EXERCISE DETAILS |
Restate the listing that follows word for word, without its pictures.

═════ ITEMS

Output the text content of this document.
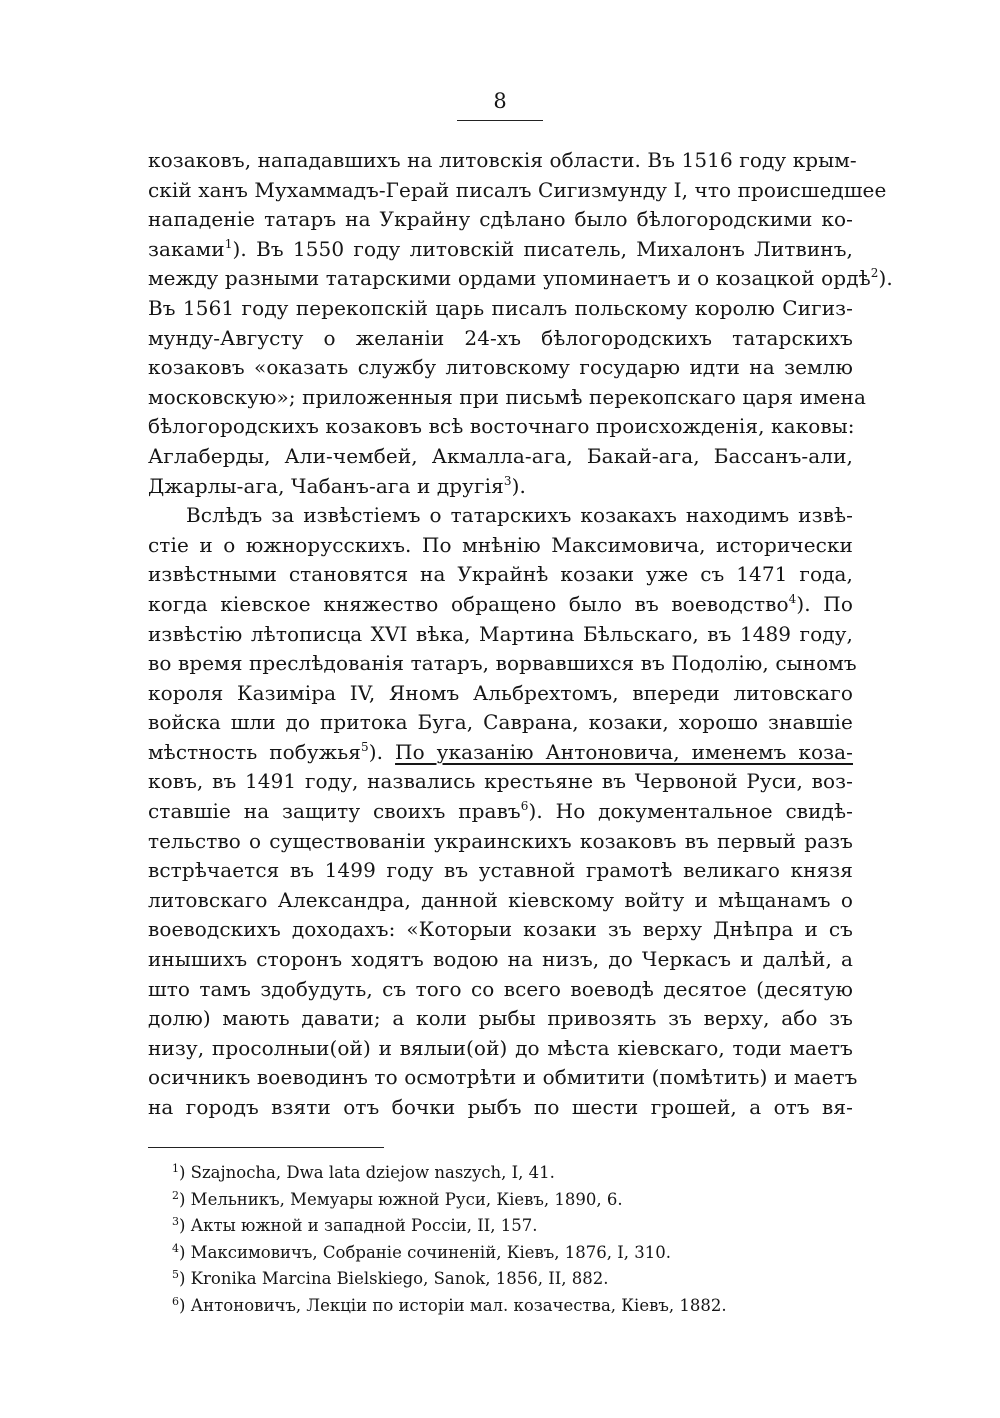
8
козаковъ, нападавшихъ на литовскія области. Въ 1516 году крым-
скій ханъ Мухаммадъ-Герай писалъ Сигизмунду I, что происшедшее
нападеніе татаръ на Украйну сдѣлано было бѣлогородскими ко-
заками$^1$). Въ 1550 году литовскій писатель, Михалонъ Литвинъ,
между разными татарскими ордами упоминаетъ и о козацкой ордѣ$^2$).
Въ 1561 году перекопскій царь писалъ польскому королю Сигиз-
мунду-Августу о желаніи 24-хъ бѣлогородскихъ татарскихъ
козаковъ «оказать службу литовскому государю идти на землю
московскую»; приложенныя при письмѣ перекопскаго царя имена
бѣлогородскихъ козаковъ всѣ восточнаго происхожденія, каковы:
Аглаберды, Али-чембей, Акмалла-ага, Бакай-ага, Бассанъ-али,
Джарлы-ага, Чабанъ-ага и другія$^3$).
Вслѣдъ за извѣстіемъ о татарскихъ козакахъ находимъ извѣ-
стіе и о южнорусскихъ. По мнѣнію Максимовича, исторически
извѣстными становятся на Украйнѣ козаки уже съ 1471 года,
когда кіевское княжество обращено было въ воеводство$^4$). По
извѣстію лѣтописца XVI вѣка, Мартина Бѣльскаго, въ 1489 году,
во время преслѣдованія татаръ, ворвавшихся въ Подолію, сыномъ
короля Казиміра IV, Яномъ Альбрехтомъ, впереди литовскаго
войска шли до притока Буга, Саврана, козаки, хорошо знавшіе
мѣстность побужья$^5$). По указанію Антоновича, именемъ коза-
ковъ, въ 1491 году, назвались крестьяне въ Червоной Руси, воз-
ставшіе на защиту своихъ правъ$^6$). Но документальное свидѣ-
тельство о существованіи украинскихъ козаковъ въ первый разъ
встрѣчается въ 1499 году въ уставной грамотѣ великаго князя
литовскаго Александра, данной кіевскому войту и мѣщанамъ о
воеводскихъ доходахъ: «Которыи козаки зъ верху Днѣпра и съ
инышихъ сторонъ ходятъ водою на низъ, до Черкасъ и далѣй, а
што тамъ здобудуть, съ того со всего воеводѣ десятое (десятую
долю) мають давати; а коли рыбы привозять зъ верху, або зъ
низу, просолныи(ой) и вялыи(ой) до мѣста кіевскаго, тоди маетъ
осичникъ воеводинъ то осмотрѣти и обмитити (помѣтить) и маетъ
на городъ взяти отъ бочки рыбъ по шести грошей, а отъ вя-
$^1$) Szajnocha, Dwa lata dziejow naszych, I, 41.
$^2$) Мельникъ, Мемуары южной Руси, Кіевъ, 1890, 6.
$^3$) Акты южной и западной Россіи, II, 157.
$^4$) Максимовичъ, Собраніе сочиненій, Кіевъ, 1876, I, 310.
$^5$) Kronika Marcina Bielskiego, Sanok, 1856, II, 882.
$^6$) Антоновичъ, Лекціи по исторіи мал. козачества, Кіевъ, 1882.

══════════

ANSWER IN FULL |
Output the text content of this document.
8
козаковъ, нападавшихъ на литовскія области. Въ 1516 году крым-
скій ханъ Мухаммадъ-Герай писалъ Сигизмунду I, что происшедшее
нападеніе татаръ на Украйну сдѣлано было бѣлогородскими ко-
заками$^1$). Въ 1550 году литовскій писатель, Михалонъ Литвинъ,
между разными татарскими ордами упоминаетъ и о козацкой ордѣ$^2$).
Въ 1561 году перекопскій царь писалъ польскому королю Сигиз-
мунду-Августу о желаніи 24-хъ бѣлогородскихъ татарскихъ
козаковъ «оказать службу литовскому государю идти на землю
московскую»; приложенныя при письмѣ перекопскаго царя имена
бѣлогородскихъ козаковъ всѣ восточнаго происхожденія, каковы:
Аглаберды, Али-чембей, Акмалла-ага, Бакай-ага, Бассанъ-али,
Джарлы-ага, Чабанъ-ага и другія$^3$).
Вслѣдъ за извѣстіемъ о татарскихъ козакахъ находимъ извѣ-
стіе и о южнорусскихъ. По мнѣнію Максимовича, исторически
извѣстными становятся на Украйнѣ козаки уже съ 1471 года,
когда кіевское княжество обращено было въ воеводство$^4$). По
извѣстію лѣтописца XVI вѣка, Мартина Бѣльскаго, въ 1489 году,
во время преслѣдованія татаръ, ворвавшихся въ Подолію, сыномъ
короля Казиміра IV, Яномъ Альбрехтомъ, впереди литовскаго
войска шли до притока Буга, Саврана, козаки, хорошо знавшіе
мѣстность побужья$^5$). По указанію Антоновича, именемъ коза-
ковъ, въ 1491 году, назвались крестьяне въ Червоной Руси, воз-
ставшіе на защиту своихъ правъ$^6$). Но документальное свидѣ-
тельство о существованіи украинскихъ козаковъ въ первый разъ
встрѣчается въ 1499 году въ уставной грамотѣ великаго князя
литовскаго Александра, данной кіевскому войту и мѣщанамъ о
воеводскихъ доходахъ: «Которыи козаки зъ верху Днѣпра и съ
инышихъ сторонъ ходятъ водою на низъ, до Черкасъ и далѣй, а
што тамъ здобудуть, съ того со всего воеводѣ десятое (десятую
долю) мають давати; а коли рыбы привозять зъ верху, або зъ
низу, просолныи(ой) и вялыи(ой) до мѣста кіевскаго, тоди маетъ
осичникъ воеводинъ то осмотрѣти и обмитити (помѣтить) и маетъ
на городъ взяти отъ бочки рыбъ по шести грошей, а отъ вя-
$^1$) Szajnocha, Dwa lata dziejow naszych, I, 41.
$^2$) Мельникъ, Мемуары южной Руси, Кіевъ, 1890, 6.
$^3$) Акты южной и западной Россіи, II, 157.
$^4$) Максимовичъ, Собраніе сочиненій, Кіевъ, 1876, I, 310.
$^5$) Kronika Marcina Bielskiego, Sanok, 1856, II, 882.
$^6$) Антоновичъ, Лекціи по исторіи мал. козачества, Кіевъ, 1882.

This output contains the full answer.